TO BE DONE
Below are the records. Gather each line that holds "Option".

RECORD EXTRACTS
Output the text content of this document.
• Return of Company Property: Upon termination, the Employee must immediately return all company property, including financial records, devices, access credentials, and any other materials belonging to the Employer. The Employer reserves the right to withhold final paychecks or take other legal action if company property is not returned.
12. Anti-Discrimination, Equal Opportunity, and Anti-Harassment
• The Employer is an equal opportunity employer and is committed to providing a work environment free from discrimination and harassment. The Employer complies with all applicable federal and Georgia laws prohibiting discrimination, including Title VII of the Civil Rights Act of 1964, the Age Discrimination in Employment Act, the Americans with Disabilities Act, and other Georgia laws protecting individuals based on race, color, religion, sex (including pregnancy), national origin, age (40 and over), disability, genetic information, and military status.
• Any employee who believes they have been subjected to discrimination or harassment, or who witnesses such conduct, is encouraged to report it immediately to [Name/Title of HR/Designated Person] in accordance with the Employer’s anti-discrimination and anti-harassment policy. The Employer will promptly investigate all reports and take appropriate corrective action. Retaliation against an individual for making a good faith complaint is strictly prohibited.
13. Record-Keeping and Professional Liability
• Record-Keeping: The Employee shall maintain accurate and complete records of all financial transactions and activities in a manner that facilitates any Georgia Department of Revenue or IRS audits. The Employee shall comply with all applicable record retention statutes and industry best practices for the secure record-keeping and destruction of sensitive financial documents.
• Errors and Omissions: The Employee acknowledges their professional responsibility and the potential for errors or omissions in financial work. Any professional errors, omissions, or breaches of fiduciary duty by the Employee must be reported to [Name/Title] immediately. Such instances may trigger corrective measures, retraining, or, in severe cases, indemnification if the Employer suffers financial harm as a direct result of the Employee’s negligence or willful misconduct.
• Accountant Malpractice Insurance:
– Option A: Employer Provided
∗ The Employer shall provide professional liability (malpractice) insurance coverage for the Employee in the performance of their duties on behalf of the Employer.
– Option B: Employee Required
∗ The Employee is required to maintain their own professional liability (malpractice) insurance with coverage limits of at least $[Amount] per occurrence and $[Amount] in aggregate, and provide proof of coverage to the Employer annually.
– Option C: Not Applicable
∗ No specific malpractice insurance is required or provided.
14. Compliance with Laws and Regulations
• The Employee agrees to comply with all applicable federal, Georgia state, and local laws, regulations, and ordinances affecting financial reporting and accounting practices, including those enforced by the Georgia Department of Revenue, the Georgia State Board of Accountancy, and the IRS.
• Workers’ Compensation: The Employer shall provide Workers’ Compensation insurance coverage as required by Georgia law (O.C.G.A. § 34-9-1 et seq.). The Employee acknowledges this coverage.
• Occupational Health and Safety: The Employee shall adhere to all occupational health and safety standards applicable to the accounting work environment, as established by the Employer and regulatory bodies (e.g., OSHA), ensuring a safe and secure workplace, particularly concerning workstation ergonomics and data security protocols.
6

THE ANSWER
– Option A: Employer Provided
– Option B: Employee Required
– Option C: Not Applicable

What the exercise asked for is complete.